──────── Record set
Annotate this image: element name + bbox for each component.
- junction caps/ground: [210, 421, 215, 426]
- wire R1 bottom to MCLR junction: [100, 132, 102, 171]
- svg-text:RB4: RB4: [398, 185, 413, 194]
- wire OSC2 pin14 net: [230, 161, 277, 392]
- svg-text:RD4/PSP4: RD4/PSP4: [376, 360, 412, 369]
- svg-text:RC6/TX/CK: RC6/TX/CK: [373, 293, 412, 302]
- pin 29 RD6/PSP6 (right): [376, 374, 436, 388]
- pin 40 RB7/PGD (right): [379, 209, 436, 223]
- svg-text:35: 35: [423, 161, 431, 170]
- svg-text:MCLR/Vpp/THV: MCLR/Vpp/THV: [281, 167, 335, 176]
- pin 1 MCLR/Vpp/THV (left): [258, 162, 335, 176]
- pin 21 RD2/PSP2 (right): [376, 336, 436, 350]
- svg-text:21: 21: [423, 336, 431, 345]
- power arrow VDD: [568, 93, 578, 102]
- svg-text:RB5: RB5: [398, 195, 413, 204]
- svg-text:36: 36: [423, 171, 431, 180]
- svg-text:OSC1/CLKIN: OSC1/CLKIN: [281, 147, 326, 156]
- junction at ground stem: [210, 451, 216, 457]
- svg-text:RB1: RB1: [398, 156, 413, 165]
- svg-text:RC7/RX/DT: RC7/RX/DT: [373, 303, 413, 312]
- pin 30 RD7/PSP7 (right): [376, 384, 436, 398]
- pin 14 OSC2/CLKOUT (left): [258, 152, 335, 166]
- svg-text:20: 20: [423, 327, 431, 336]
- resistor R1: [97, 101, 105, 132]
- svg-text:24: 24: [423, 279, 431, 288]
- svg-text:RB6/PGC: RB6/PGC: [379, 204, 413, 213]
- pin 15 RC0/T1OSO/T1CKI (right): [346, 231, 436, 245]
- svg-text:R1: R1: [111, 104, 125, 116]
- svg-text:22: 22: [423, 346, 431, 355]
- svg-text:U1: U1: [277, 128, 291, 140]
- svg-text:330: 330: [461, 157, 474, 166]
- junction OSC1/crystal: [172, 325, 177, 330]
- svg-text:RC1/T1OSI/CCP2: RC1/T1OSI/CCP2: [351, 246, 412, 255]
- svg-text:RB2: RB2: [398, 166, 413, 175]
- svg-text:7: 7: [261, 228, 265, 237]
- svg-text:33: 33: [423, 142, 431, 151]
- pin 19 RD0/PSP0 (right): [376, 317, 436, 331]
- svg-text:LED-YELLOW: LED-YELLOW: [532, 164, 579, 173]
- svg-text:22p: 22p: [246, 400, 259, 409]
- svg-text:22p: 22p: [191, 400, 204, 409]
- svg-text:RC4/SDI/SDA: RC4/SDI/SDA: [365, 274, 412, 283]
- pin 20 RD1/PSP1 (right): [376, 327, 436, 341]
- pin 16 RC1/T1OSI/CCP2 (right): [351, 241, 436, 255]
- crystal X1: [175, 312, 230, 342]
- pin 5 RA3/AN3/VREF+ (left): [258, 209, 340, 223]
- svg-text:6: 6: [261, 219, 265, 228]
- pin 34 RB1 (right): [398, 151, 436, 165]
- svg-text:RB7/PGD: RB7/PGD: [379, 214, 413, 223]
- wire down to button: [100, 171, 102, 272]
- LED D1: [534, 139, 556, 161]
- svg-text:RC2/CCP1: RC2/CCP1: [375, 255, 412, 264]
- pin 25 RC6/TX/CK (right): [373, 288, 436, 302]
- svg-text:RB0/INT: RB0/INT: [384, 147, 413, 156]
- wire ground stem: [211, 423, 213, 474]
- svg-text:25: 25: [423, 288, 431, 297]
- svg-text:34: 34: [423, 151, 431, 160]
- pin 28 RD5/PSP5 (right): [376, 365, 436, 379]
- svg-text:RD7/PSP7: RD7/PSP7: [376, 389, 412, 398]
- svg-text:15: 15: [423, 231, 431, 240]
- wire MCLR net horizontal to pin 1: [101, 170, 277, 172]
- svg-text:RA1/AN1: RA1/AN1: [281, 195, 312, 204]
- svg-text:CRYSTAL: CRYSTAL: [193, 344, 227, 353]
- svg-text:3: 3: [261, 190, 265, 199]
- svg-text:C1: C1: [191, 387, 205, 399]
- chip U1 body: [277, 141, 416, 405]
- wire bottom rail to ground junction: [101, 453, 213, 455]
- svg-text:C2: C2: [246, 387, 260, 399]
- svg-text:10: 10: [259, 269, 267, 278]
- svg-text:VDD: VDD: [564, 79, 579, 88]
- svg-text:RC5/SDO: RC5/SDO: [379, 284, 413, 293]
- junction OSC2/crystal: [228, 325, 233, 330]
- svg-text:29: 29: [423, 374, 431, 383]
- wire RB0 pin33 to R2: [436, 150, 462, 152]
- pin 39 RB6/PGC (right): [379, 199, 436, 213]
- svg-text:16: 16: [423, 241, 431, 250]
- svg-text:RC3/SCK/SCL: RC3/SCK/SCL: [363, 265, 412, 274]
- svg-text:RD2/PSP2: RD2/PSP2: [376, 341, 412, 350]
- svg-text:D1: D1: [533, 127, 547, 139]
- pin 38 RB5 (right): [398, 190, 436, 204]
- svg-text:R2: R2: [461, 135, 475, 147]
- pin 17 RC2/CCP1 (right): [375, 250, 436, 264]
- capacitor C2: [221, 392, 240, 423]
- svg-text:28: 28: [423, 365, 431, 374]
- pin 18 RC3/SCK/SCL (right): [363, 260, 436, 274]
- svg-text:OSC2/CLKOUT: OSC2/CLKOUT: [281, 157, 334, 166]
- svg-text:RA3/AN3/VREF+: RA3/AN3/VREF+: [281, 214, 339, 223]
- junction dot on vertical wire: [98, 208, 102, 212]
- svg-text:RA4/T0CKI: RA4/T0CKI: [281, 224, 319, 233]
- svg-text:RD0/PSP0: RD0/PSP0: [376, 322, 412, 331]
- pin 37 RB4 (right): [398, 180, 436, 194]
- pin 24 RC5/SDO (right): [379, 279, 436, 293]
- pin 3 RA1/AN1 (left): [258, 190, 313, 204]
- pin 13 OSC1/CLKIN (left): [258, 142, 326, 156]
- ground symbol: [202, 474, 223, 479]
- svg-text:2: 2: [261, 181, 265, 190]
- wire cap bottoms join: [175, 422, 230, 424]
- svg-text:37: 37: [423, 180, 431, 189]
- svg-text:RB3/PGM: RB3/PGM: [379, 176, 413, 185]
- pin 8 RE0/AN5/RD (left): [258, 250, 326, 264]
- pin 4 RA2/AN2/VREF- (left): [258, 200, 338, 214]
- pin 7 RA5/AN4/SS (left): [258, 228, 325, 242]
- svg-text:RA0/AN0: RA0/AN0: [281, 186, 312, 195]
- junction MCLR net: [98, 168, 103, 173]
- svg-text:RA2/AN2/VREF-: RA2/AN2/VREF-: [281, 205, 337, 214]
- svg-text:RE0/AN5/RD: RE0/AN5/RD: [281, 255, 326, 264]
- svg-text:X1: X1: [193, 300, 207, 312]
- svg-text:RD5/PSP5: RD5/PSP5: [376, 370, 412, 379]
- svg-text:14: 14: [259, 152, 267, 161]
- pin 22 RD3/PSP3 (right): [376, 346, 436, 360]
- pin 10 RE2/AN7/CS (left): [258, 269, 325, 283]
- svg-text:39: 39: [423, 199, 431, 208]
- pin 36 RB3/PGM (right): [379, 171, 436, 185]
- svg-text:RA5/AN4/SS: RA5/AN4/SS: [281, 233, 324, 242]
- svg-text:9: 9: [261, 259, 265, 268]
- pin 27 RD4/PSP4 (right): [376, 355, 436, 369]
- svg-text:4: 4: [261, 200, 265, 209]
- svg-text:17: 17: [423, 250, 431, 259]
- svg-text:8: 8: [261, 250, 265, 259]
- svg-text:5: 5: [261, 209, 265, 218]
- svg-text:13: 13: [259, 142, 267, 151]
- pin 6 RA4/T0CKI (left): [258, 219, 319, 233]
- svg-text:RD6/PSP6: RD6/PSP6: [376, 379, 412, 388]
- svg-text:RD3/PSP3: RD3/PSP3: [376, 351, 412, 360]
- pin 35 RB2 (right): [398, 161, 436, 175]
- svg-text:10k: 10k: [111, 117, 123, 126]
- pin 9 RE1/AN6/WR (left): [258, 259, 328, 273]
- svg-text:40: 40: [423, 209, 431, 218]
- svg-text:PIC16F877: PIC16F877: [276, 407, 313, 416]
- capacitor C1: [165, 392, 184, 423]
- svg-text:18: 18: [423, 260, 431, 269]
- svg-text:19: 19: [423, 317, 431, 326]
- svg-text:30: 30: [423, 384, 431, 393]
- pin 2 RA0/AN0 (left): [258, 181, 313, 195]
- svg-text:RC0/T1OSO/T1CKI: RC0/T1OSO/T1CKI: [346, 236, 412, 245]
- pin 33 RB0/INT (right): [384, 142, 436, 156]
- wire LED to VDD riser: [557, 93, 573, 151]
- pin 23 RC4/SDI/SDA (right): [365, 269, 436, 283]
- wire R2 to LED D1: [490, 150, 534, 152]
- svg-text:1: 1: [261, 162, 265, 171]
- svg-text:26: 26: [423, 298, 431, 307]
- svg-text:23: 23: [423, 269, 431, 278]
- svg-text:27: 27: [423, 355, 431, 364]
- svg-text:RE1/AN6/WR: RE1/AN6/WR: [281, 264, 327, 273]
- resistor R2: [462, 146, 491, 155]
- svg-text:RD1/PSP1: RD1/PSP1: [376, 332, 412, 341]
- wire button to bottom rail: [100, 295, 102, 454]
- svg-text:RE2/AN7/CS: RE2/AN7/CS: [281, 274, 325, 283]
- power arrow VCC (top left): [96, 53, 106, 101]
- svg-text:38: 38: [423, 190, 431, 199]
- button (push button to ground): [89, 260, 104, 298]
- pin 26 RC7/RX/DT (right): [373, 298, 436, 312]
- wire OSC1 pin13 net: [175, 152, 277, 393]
────────────────
• Exercise prompt: Turn the rows from the first one through the line containing "- pin 40 RB7/PGD" into a JSON list of strings, one string per line.

• Written answer:
[
  "Annotate this image: element name + bbox for each component.",
  "- junction caps/ground: [210, 421, 215, 426]",
  "- wire R1 bottom to MCLR junction: [100, 132, 102, 171]",
  "- svg-text:RB4: RB4: [398, 185, 413, 194]",
  "- wire OSC2 pin14 net: [230, 161, 277, 392]",
  "- svg-text:RD4/PSP4: RD4/PSP4: [376, 360, 412, 369]",
  "- svg-text:RC6/TX/CK: RC6/TX/CK: [373, 293, 412, 302]",
  "- pin 29 RD6/PSP6 (right): [376, 374, 436, 388]",
  "- pin 40 RB7/PGD (right): [379, 209, 436, 223]"
]